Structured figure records
*****
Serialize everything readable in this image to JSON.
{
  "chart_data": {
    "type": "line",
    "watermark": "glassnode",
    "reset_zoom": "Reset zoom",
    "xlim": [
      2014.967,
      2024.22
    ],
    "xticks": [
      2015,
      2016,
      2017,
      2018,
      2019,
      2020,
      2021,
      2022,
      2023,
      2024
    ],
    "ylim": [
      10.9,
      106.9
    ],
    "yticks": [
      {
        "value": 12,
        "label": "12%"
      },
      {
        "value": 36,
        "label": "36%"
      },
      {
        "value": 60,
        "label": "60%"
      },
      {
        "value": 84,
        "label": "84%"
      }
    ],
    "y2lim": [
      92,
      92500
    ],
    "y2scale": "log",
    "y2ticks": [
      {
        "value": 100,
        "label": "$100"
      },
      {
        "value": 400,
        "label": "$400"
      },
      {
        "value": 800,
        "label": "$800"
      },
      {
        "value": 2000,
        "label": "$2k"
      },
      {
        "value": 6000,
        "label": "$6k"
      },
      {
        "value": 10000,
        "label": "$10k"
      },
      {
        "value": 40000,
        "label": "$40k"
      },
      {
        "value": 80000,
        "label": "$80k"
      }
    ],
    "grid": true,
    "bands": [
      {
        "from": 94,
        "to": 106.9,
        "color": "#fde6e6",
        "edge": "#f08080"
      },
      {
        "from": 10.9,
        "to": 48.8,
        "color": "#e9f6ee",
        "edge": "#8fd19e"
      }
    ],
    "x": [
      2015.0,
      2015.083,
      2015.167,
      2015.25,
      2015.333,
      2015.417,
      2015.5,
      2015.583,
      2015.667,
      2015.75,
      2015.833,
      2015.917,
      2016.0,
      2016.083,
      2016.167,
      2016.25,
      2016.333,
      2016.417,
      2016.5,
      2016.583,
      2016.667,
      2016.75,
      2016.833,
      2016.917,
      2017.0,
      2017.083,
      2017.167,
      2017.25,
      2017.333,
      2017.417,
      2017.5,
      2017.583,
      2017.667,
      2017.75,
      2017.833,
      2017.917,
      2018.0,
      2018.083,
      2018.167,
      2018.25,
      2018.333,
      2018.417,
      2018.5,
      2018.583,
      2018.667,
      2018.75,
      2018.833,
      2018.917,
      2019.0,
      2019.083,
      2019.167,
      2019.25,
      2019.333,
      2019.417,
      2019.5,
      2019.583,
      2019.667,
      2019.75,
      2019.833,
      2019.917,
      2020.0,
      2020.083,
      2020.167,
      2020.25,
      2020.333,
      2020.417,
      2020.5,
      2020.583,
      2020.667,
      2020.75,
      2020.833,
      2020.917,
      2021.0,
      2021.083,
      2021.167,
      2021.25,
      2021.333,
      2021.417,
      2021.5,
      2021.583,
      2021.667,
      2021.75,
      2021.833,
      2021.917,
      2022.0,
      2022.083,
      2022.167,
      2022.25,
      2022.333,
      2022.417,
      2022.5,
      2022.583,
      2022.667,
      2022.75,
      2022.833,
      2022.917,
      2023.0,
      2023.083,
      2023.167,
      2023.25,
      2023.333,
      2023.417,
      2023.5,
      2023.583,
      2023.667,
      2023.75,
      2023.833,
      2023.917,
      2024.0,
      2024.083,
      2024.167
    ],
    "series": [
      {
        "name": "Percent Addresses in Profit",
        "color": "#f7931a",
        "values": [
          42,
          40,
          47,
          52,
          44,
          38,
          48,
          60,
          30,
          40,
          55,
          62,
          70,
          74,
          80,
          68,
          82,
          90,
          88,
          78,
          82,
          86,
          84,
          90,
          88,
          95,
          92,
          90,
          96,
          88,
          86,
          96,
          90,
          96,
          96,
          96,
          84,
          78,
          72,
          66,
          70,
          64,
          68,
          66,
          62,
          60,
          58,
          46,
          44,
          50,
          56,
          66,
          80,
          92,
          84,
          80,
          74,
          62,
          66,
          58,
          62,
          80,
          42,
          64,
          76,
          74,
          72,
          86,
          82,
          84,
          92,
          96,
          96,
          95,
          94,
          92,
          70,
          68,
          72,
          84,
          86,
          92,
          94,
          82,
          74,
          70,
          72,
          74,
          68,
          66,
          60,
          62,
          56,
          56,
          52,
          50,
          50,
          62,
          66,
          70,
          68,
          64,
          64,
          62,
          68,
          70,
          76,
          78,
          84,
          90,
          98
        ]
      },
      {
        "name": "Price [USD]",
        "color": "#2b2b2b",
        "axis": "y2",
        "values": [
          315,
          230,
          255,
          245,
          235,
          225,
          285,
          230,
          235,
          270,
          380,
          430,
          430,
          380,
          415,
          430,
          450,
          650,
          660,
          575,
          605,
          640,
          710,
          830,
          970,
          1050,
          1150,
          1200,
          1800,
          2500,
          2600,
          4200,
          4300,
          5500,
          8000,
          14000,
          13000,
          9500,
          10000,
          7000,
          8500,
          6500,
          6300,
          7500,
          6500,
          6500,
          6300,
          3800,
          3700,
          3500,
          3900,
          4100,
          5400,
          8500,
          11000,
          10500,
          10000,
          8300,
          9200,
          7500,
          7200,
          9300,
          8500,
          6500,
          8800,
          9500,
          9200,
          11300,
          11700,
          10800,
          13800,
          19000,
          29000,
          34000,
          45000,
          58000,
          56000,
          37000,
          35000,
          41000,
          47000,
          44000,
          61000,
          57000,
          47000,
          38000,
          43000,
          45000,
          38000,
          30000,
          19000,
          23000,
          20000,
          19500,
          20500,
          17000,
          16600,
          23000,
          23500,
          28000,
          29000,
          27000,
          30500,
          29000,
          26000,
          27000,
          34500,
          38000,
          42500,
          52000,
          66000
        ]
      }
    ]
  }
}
*****
→ Exercise requirements
Find how many lines of the material carry the string "label". Only the number should be in the answer.

→ Answer in full
12